**PROBLEM TO WORK ON**
Every entry must be repeated exactly. Exclude all pictures.

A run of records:
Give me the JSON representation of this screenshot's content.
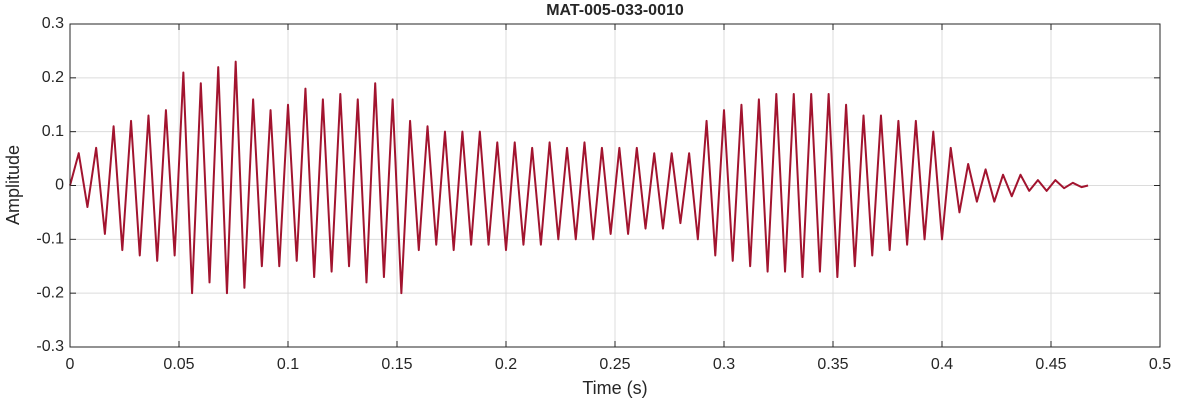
{
  "chart_data": {
    "type": "line",
    "title": "MAT-005-033-0010",
    "xlabel": "Time (s)",
    "ylabel": "Amplitude",
    "color": "#a2142f",
    "grid": true,
    "xlim": [
      0,
      0.5
    ],
    "ylim": [
      -0.3,
      0.3
    ],
    "xticks": [
      0,
      0.05,
      0.1,
      0.15,
      0.2,
      0.25,
      0.3,
      0.35,
      0.4,
      0.45,
      0.5
    ],
    "yticks": [
      -0.3,
      -0.2,
      -0.1,
      0,
      0.1,
      0.2,
      0.3
    ],
    "x": [
      0,
      0.004,
      0.008,
      0.012,
      0.016,
      0.02,
      0.024,
      0.028,
      0.032,
      0.036,
      0.04,
      0.044,
      0.048,
      0.052,
      0.056,
      0.06,
      0.064,
      0.068,
      0.072,
      0.076,
      0.08,
      0.084,
      0.088,
      0.092,
      0.096,
      0.1,
      0.104,
      0.108,
      0.112,
      0.116,
      0.12,
      0.124,
      0.128,
      0.132,
      0.136,
      0.14,
      0.144,
      0.148,
      0.152,
      0.156,
      0.16,
      0.164,
      0.168,
      0.172,
      0.176,
      0.18,
      0.184,
      0.188,
      0.192,
      0.196,
      0.2,
      0.204,
      0.208,
      0.212,
      0.216,
      0.22,
      0.224,
      0.228,
      0.232,
      0.236,
      0.24,
      0.244,
      0.248,
      0.252,
      0.256,
      0.26,
      0.264,
      0.268,
      0.272,
      0.276,
      0.28,
      0.284,
      0.288,
      0.292,
      0.296,
      0.3,
      0.304,
      0.308,
      0.312,
      0.316,
      0.32,
      0.324,
      0.328,
      0.332,
      0.336,
      0.34,
      0.344,
      0.348,
      0.352,
      0.356,
      0.36,
      0.364,
      0.368,
      0.372,
      0.376,
      0.38,
      0.384,
      0.388,
      0.392,
      0.396,
      0.4,
      0.404,
      0.408,
      0.412,
      0.416,
      0.42,
      0.424,
      0.428,
      0.432,
      0.436,
      0.44,
      0.444,
      0.448,
      0.452,
      0.456,
      0.46,
      0.464,
      0.467
    ],
    "values": [
      0,
      0.06,
      -0.04,
      0.07,
      -0.09,
      0.11,
      -0.12,
      0.12,
      -0.13,
      0.13,
      -0.14,
      0.14,
      -0.13,
      0.21,
      -0.2,
      0.19,
      -0.18,
      0.22,
      -0.2,
      0.23,
      -0.19,
      0.16,
      -0.15,
      0.14,
      -0.15,
      0.15,
      -0.14,
      0.18,
      -0.17,
      0.16,
      -0.16,
      0.17,
      -0.15,
      0.16,
      -0.18,
      0.19,
      -0.17,
      0.16,
      -0.2,
      0.12,
      -0.12,
      0.11,
      -0.11,
      0.1,
      -0.12,
      0.1,
      -0.11,
      0.1,
      -0.11,
      0.08,
      -0.12,
      0.08,
      -0.11,
      0.07,
      -0.11,
      0.08,
      -0.1,
      0.07,
      -0.1,
      0.08,
      -0.1,
      0.07,
      -0.09,
      0.07,
      -0.09,
      0.07,
      -0.08,
      0.06,
      -0.08,
      0.06,
      -0.07,
      0.06,
      -0.1,
      0.12,
      -0.13,
      0.14,
      -0.14,
      0.15,
      -0.15,
      0.16,
      -0.16,
      0.17,
      -0.16,
      0.17,
      -0.17,
      0.17,
      -0.16,
      0.17,
      -0.17,
      0.15,
      -0.15,
      0.13,
      -0.13,
      0.13,
      -0.12,
      0.12,
      -0.11,
      0.12,
      -0.1,
      0.1,
      -0.1,
      0.07,
      -0.05,
      0.04,
      -0.03,
      0.03,
      -0.03,
      0.02,
      -0.02,
      0.02,
      -0.01,
      0.01,
      -0.01,
      0.01,
      -0.005,
      0.005,
      -0.003,
      0
    ]
  }
}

**EXERCISE ANSWER**
Give me the JSON representation of this screenshot's content.
{
  "chart_data": {
    "type": "line",
    "title": "MAT-005-033-0010",
    "xlabel": "Time (s)",
    "ylabel": "Amplitude",
    "color": "#a2142f",
    "grid": true,
    "xlim": [
      0,
      0.5
    ],
    "ylim": [
      -0.3,
      0.3
    ],
    "xticks": [
      0,
      0.05,
      0.1,
      0.15,
      0.2,
      0.25,
      0.3,
      0.35,
      0.4,
      0.45,
      0.5
    ],
    "yticks": [
      -0.3,
      -0.2,
      -0.1,
      0,
      0.1,
      0.2,
      0.3
    ],
    "x": [
      0,
      0.004,
      0.008,
      0.012,
      0.016,
      0.02,
      0.024,
      0.028,
      0.032,
      0.036,
      0.04,
      0.044,
      0.048,
      0.052,
      0.056,
      0.06,
      0.064,
      0.068,
      0.072,
      0.076,
      0.08,
      0.084,
      0.088,
      0.092,
      0.096,
      0.1,
      0.104,
      0.108,
      0.112,
      0.116,
      0.12,
      0.124,
      0.128,
      0.132,
      0.136,
      0.14,
      0.144,
      0.148,
      0.152,
      0.156,
      0.16,
      0.164,
      0.168,
      0.172,
      0.176,
      0.18,
      0.184,
      0.188,
      0.192,
      0.196,
      0.2,
      0.204,
      0.208,
      0.212,
      0.216,
      0.22,
      0.224,
      0.228,
      0.232,
      0.236,
      0.24,
      0.244,
      0.248,
      0.252,
      0.256,
      0.26,
      0.264,
      0.268,
      0.272,
      0.276,
      0.28,
      0.284,
      0.288,
      0.292,
      0.296,
      0.3,
      0.304,
      0.308,
      0.312,
      0.316,
      0.32,
      0.324,
      0.328,
      0.332,
      0.336,
      0.34,
      0.344,
      0.348,
      0.352,
      0.356,
      0.36,
      0.364,
      0.368,
      0.372,
      0.376,
      0.38,
      0.384,
      0.388,
      0.392,
      0.396,
      0.4,
      0.404,
      0.408,
      0.412,
      0.416,
      0.42,
      0.424,
      0.428,
      0.432,
      0.436,
      0.44,
      0.444,
      0.448,
      0.452,
      0.456,
      0.46,
      0.464,
      0.467
    ],
    "values": [
      0,
      0.06,
      -0.04,
      0.07,
      -0.09,
      0.11,
      -0.12,
      0.12,
      -0.13,
      0.13,
      -0.14,
      0.14,
      -0.13,
      0.21,
      -0.2,
      0.19,
      -0.18,
      0.22,
      -0.2,
      0.23,
      -0.19,
      0.16,
      -0.15,
      0.14,
      -0.15,
      0.15,
      -0.14,
      0.18,
      -0.17,
      0.16,
      -0.16,
      0.17,
      -0.15,
      0.16,
      -0.18,
      0.19,
      -0.17,
      0.16,
      -0.2,
      0.12,
      -0.12,
      0.11,
      -0.11,
      0.1,
      -0.12,
      0.1,
      -0.11,
      0.1,
      -0.11,
      0.08,
      -0.12,
      0.08,
      -0.11,
      0.07,
      -0.11,
      0.08,
      -0.1,
      0.07,
      -0.1,
      0.08,
      -0.1,
      0.07,
      -0.09,
      0.07,
      -0.09,
      0.07,
      -0.08,
      0.06,
      -0.08,
      0.06,
      -0.07,
      0.06,
      -0.1,
      0.12,
      -0.13,
      0.14,
      -0.14,
      0.15,
      -0.15,
      0.16,
      -0.16,
      0.17,
      -0.16,
      0.17,
      -0.17,
      0.17,
      -0.16,
      0.17,
      -0.17,
      0.15,
      -0.15,
      0.13,
      -0.13,
      0.13,
      -0.12,
      0.12,
      -0.11,
      0.12,
      -0.1,
      0.1,
      -0.1,
      0.07,
      -0.05,
      0.04,
      -0.03,
      0.03,
      -0.03,
      0.02,
      -0.02,
      0.02,
      -0.01,
      0.01,
      -0.01,
      0.01,
      -0.005,
      0.005,
      -0.003,
      0
    ]
  }
}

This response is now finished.